• **Requirement**:
From the listing below, pick out each line with the word "предоставления".

• **Supplied data**:
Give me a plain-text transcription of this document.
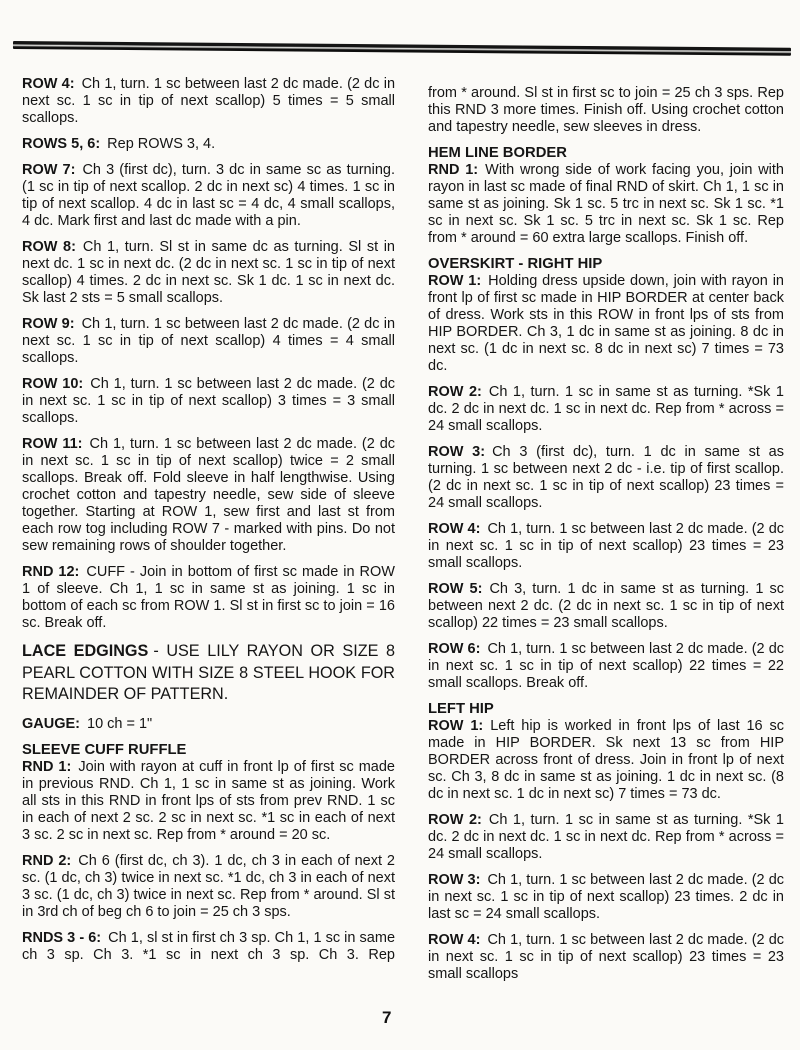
ROW 4: Ch 1, turn. 1 sc between last 2 dc made. (2 dc in next sc. 1 sc in tip of next scallop) 5 times = 5 small scallops.

ROWS 5, 6: Rep ROWS 3, 4.

ROW 7: Ch 3 (first dc), turn. 3 dc in same sc as turning. (1 sc in tip of next scallop. 2 dc in next sc) 4 times. 1 sc in tip of next scallop. 4 dc in last sc = 4 dc, 4 small scallops, 4 dc. Mark first and last dc made with a pin.

ROW 8: Ch 1, turn. Sl st in same dc as turning. Sl st in next dc. 1 sc in next dc. (2 dc in next sc. 1 sc in tip of next scallop) 4 times. 2 dc in next sc. Sk 1 dc. 1 sc in next dc. Sk last 2 sts = 5 small scallops.

ROW 9: Ch 1, turn. 1 sc between last 2 dc made. (2 dc in next sc. 1 sc in tip of next scallop) 4 times = 4 small scallops.

ROW 10: Ch 1, turn. 1 sc between last 2 dc made. (2 dc in next sc. 1 sc in tip of next scallop) 3 times = 3 small scallops.

ROW 11: Ch 1, turn. 1 sc between last 2 dc made. (2 dc in next sc. 1 sc in tip of next scallop) twice = 2 small scallops. Break off. Fold sleeve in half lengthwise. Using crochet cotton and tapestry needle, sew side of sleeve together. Starting at ROW 1, sew first and last st from each row tog including ROW 7 - marked with pins. Do not sew remaining rows of shoulder together.

RND 12: CUFF - Join in bottom of first sc made in ROW 1 of sleeve. Ch 1, 1 sc in same st as joining. 1 sc in bottom of each sc from ROW 1. Sl st in first sc to join = 16 sc. Break off.

LACE EDGINGS - USE LILY RAYON OR SIZE 8 PEARL COTTON WITH SIZE 8 STEEL HOOK FOR REMAINDER OF PATTERN.

GAUGE: 10 ch = 1"

SLEEVE CUFF RUFFLE

RND 1: Join with rayon at cuff in front lp of first sc made in previous RND. Ch 1, 1 sc in same st as joining. Work all sts in this RND in front lps of sts from prev RND. 1 sc in each of next 2 sc. 2 sc in next sc. *1 sc in each of next 3 sc. 2 sc in next sc. Rep from * around = 20 sc.

RND 2: Ch 6 (first dc, ch 3). 1 dc, ch 3 in each of next 2 sc. (1 dc, ch 3) twice in next sc. *1 dc, ch 3 in each of next 3 sc. (1 dc, ch 3) twice in next sc. Rep from * around. Sl st in 3rd ch of beg ch 6 to join = 25 ch 3 sps.

RNDS 3 - 6: Ch 1, sl st in first ch 3 sp. Ch 1, 1 sc in same ch 3 sp. Ch 3. *1 sc in next ch 3 sp. Ch 3. Rep

from * around. Sl st in first sc to join = 25 ch 3 sps. Rep this RND 3 more times. Finish off. Using crochet cotton and tapestry needle, sew sleeves in dress.

HEM LINE BORDER

RND 1: With wrong side of work facing you, join with rayon in last sc made of final RND of skirt. Ch 1, 1 sc in same st as joining. Sk 1 sc. 5 trc in next sc. Sk 1 sc. *1 sc in next sc. Sk 1 sc. 5 trc in next sc. Sk 1 sc. Rep from * around = 60 extra large scallops. Finish off.

OVERSKIRT - RIGHT HIP

ROW 1: Holding dress upside down, join with rayon in front lp of first sc made in HIP BORDER at center back of dress. Work sts in this ROW in front lps of sts from HIP BORDER. Ch 3, 1 dc in same st as joining. 8 dc in next sc. (1 dc in next sc. 8 dc in next sc) 7 times = 73 dc.

ROW 2: Ch 1, turn. 1 sc in same st as turning. *Sk 1 dc. 2 dc in next dc. 1 sc in next dc. Rep from * across = 24 small scallops.

ROW 3: Ch 3 (first dc), turn. 1 dc in same st as turning. 1 sc between next 2 dc - i.e. tip of first scallop. (2 dc in next sc. 1 sc in tip of next scallop) 23 times = 24 small scallops.

ROW 4: Ch 1, turn. 1 sc between last 2 dc made. (2 dc in next sc. 1 sc in tip of next scallop) 23 times = 23 small scallops.

ROW 5: Ch 3, turn. 1 dc in same st as turning. 1 sc between next 2 dc. (2 dc in next sc. 1 sc in tip of next scallop) 22 times = 23 small scallops.

ROW 6: Ch 1, turn. 1 sc between last 2 dc made. (2 dc in next sc. 1 sc in tip of next scallop) 22 times = 22 small scallops. Break off.

LEFT HIP

ROW 1: Left hip is worked in front lps of last 16 sc made in HIP BORDER. Sk next 13 sc from HIP BORDER across front of dress. Join in front lp of next sc. Ch 3, 8 dc in same st as joining. 1 dc in next sc. (8 dc in next sc. 1 dc in next sc) 7 times = 73 dc.

ROW 2: Ch 1, turn. 1 sc in same st as turning. *Sk 1 dc. 2 dc in next dc. 1 sc in next dc. Rep from * across = 24 small scallops.

ROW 3: Ch 1, turn. 1 sc between last 2 dc made. (2 dc in next sc. 1 sc in tip of next scallop) 23 times. 2 dc in last sc = 24 small scallops.

ROW 4: Ch 1, turn. 1 sc between last 2 dc made. (2 dc in next sc. 1 sc in tip of next scallop) 23 times = 23 small scallops

7
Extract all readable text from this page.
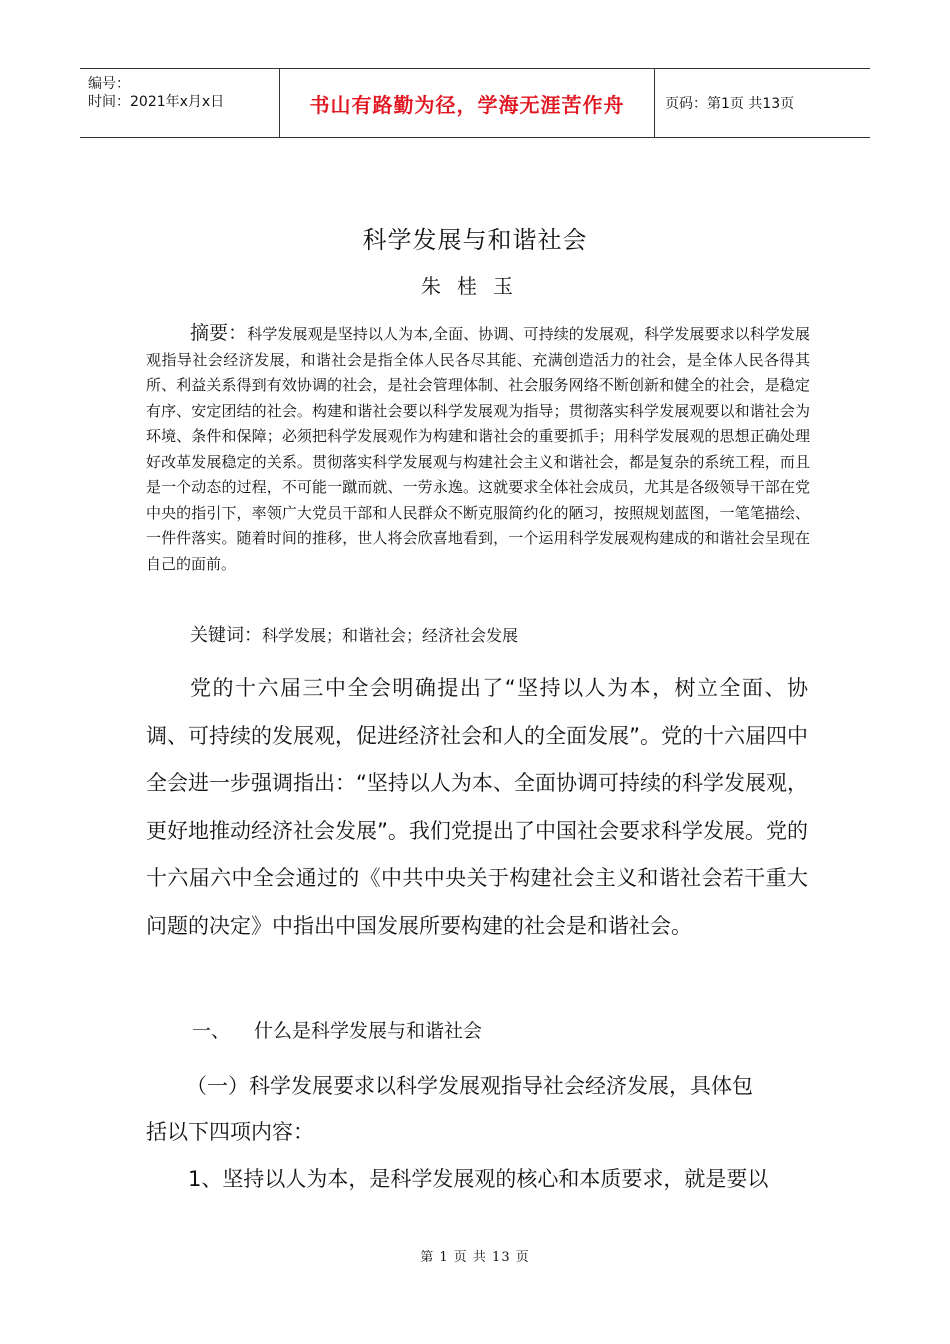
编号：
时间：2021年x月x日	书山有路勤为径，学海无涯苦作舟	页码：第1页 共13页
科学发展与和谐社会
朱桂玉
摘要：科学发展观是坚持以人为本,全面、协调、可持续的发展观，科学发展要求以科学发展观指导社会经济发展，和谐社会是指全体人民各尽其能、充满创造活力的社会，是全体人民各得其所、利益关系得到有效协调的社会，是社会管理体制、社会服务网络不断创新和健全的社会，是稳定有序、安定团结的社会。构建和谐社会要以科学发展观为指导；贯彻落实科学发展观要以和谐社会为环境、条件和保障；必须把科学发展观作为构建和谐社会的重要抓手；用科学发展观的思想正确处理好改革发展稳定的关系。贯彻落实科学发展观与构建社会主义和谐社会，都是复杂的系统工程，而且是一个动态的过程，不可能一蹴而就、一劳永逸。这就要求全体社会成员，尤其是各级领导干部在党中央的指引下，率领广大党员干部和人民群众不断克服简约化的陋习，按照规划蓝图，一笔笔描绘、一件件落实。随着时间的推移，世人将会欣喜地看到，一个运用科学发展观构建成的和谐社会呈现在自己的面前。
关键词：科学发展；和谐社会；经济社会发展

党的十六届三中全会明确提出了“坚持以人为本，树立全面、协调、可持续的发展观，促进经济社会和人的全面发展”。党的十六届四中全会进一步强调指出：“坚持以人为本、全面协调可持续的科学发展观，更好地推动经济社会发展”。我们党提出了中国社会要求科学发展。党的十六届六中全会通过的《中共中央关于构建社会主义和谐社会若干重大问题的决定》中指出中国发展所要构建的社会是和谐社会。

一、 什么是科学发展与和谐社会

（一）科学发展要求以科学发展观指导社会经济发展，具体包

括以下四项内容：

1、坚持以人为本，是科学发展观的核心和本质要求，就是要以
第 1 页 共 13 页
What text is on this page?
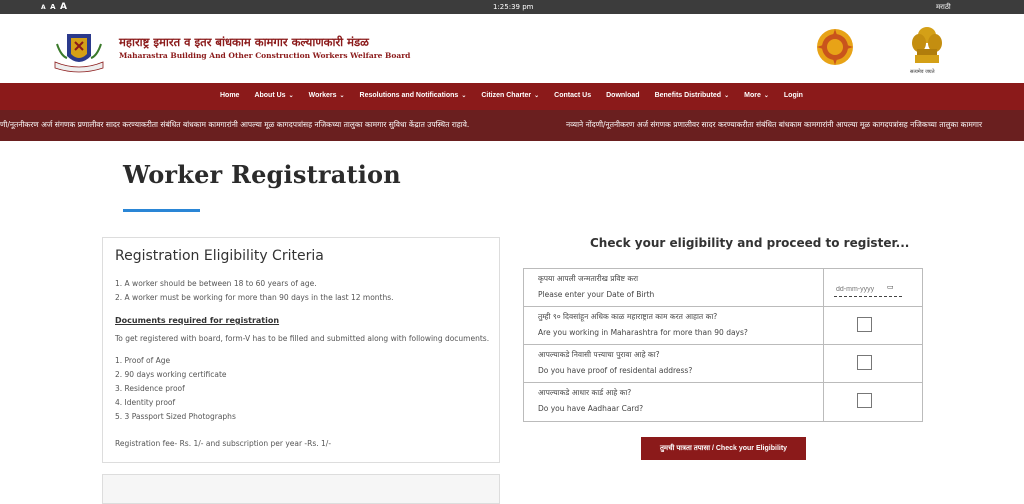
A A A	1:25:39 pm	मराठी
महाराष्ट्र इमारत व इतर बांधकाम कामगार कल्याणकारी मंडळ
Maharastra Building And Other Construction Workers Welfare Board
सत्यमेव जयते
Home About Us ⌄ Workers ⌄ Resolutions and Notifications ⌄ Citizen Charter ⌄ Contact Us Download Benefits Distributed ⌄ More ⌄ Login
णी/नूतनीकरण अर्ज संगणक प्रणालीवर सादर करण्याकरीता संबंधित बांधकाम कामगारांनी आपल्या मूळ कागदपत्रांसह नजिकच्या तालुका कामगार सुविधा केंद्रात उपस्थित राहावे.	नव्याने नोंदणी/नूतनीकरण अर्ज संगणक प्रणालीवर सादर करण्याकरीता संबंधित बांधकाम कामगारांनी आपल्या मूळ कागदपत्रांसह नजिकच्या तालुका कामगार
Worker Registration
Registration Eligibility Criteria
1. A worker should be between 18 to 60 years of age.
2. A worker must be working for more than 90 days in the last 12 months.
Documents required for registration
To get registered with board, form-V has to be filled and submitted along with following documents.
1. Proof of Age
2. 90 days working certificate
3. Residence proof
4. Identity proof
5. 3 Passport Sized Photographs
Registration fee- Rs. 1/- and subscription per year -Rs. 1/-
Check your eligibility and proceed to register...
कृपया आपली जन्मतारीख प्रविष्ट करा
Please enter your Date of Birth
dd-mm-yyyy
▭
तुम्ही ९० दिवसांहून अधिक काळ महाराष्ट्रात काम करत आहात का?
Are you working in Maharashtra for more than 90 days?
आपल्याकडे निवासी पत्त्याचा पुरावा आहे का?
Do you have proof of residental address?
आपल्याकडे आधार कार्ड आहे का?
Do you have Aadhaar Card?
तुमची पात्रता तपासा / Check your Eligibility
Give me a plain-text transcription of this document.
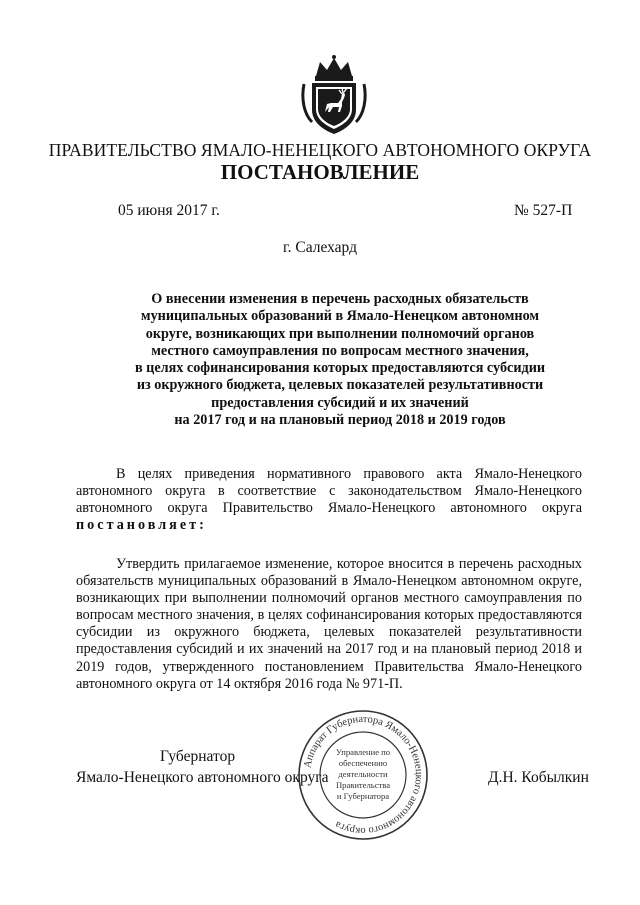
ПРАВИТЕЛЬСТВО ЯМАЛО-НЕНЕЦКОГО АВТОНОМНОГО ОКРУГА
ПОСТАНОВЛЕНИЕ
05 июня 2017 г.	№ 527-П
г. Салехард
О внесении изменения в перечень расходных обязательств
муниципальных образований в Ямало-Ненецком автономном
округе, возникающих при выполнении полномочий органов
местного самоуправления по вопросам местного значения,
в целях софинансирования которых предоставляются субсидии
из окружного бюджета, целевых показателей результативности
предоставления субсидий и их значений
на 2017 год и на плановый период 2018 и 2019 годов
В целях приведения нормативного правового акта Ямало-Ненецкого автономного округа в соответствие с законодательством Ямало-Ненецкого автономного округа Правительство Ямало-Ненецкого автономного округа постановляет:
Утвердить прилагаемое изменение, которое вносится в перечень расходных обязательств муниципальных образований в Ямало-Ненецком автономном округе, возникающих при выполнении полномочий органов местного самоуправления по вопросам местного значения, в целях софинансирования которых предоставляются субсидии из окружного бюджета, целевых показателей результативности предоставления субсидий и их значений на 2017 год и на плановый период 2018 и 2019 годов, утвержденного постановлением Правительства Ямало-Ненецкого автономного округа от 14 октября 2016 года № 971-П.
Губернатор
Ямало-Ненецкого автономного округа	Д.Н. Кобылкин
Аппарат Губернатора Ямало-Ненецкого автономного округа
Управление по
обеспечению
деятельности
Правительства
и Губернатора
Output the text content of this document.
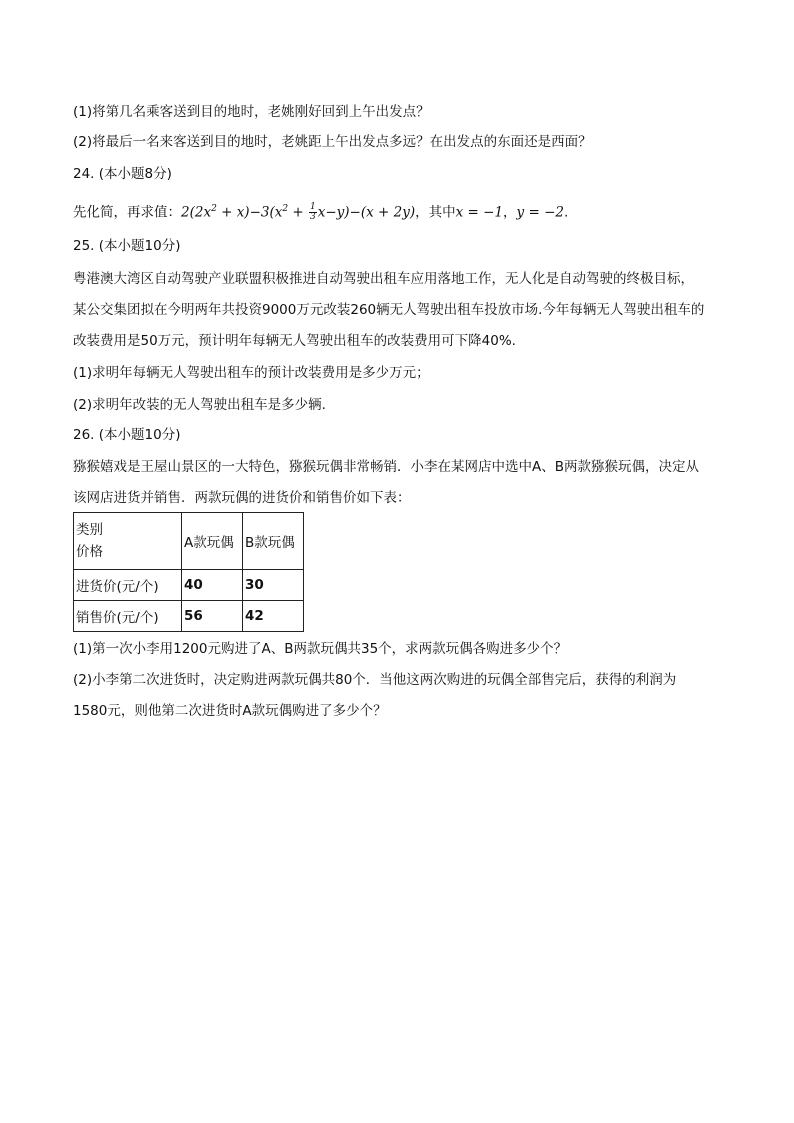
(1)将第几名乘客送到目的地时，老姚刚好回到上午出发点？
(2)将最后一名来客送到目的地时，老姚距上午出发点多远？在出发点的东面还是西面？
24. (本小题8分)
先化简，再求值：$2(2x^2 + x)-3(x^2 + \frac{1}{3} x-y)-(x + 2y)$，其中x = −1，y = −2.
25. (本小题10分)
粤港澳大湾区自动驾驶产业联盟积极推进自动驾驶出租车应用落地工作，无人化是自动驾驶的终极目标，
某公交集团拟在今明两年共投资9000万元改装260辆无人驾驶出租车投放市场.今年每辆无人驾驶出租车的
改装费用是50万元，预计明年每辆无人驾驶出租车的改装费用可下降40%.
(1)求明年每辆无人驾驶出租车的预计改装费用是多少万元；
(2)求明年改装的无人驾驶出租车是多少辆.
26. (本小题10分)
猕猴嬉戏是王屋山景区的一大特色，猕猴玩偶非常畅销．小李在某网店中选中A、B两款猕猴玩偶，决定从
该网店进货并销售．两款玩偶的进货价和销售价如下表：
类别
价格	A款玩偶	B款玩偶
进货价(元/个)	40	30
销售价(元/个)	56	42
(1)第一次小李用1200元购进了A、B两款玩偶共35个，求两款玩偶各购进多少个？
(2)小李第二次进货时，决定购进两款玩偶共80个．当他这两次购进的玩偶全部售完后，获得的利润为
1580元，则他第二次进货时A款玩偶购进了多少个？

• **Full output**:
предоставления субсидий и их значений
Утвердить прилагаемое изменение, которое вносится в перечень расходных обязательств муниципальных образований в Ямало-Ненецком автономном округе, возникающих при выполнении полномочий органов местного самоуправления по вопросам местного значения, в целях софинансирования которых предоставляются субсидии из окружного бюджета, целевых показателей результативности предоставления субсидий и их значений на 2017 год и на плановый период 2018 и 2019 годов, утвержденного постановлением Правительства Ямало-Ненецкого автономного округа от 14 октября 2016 года № 971-П.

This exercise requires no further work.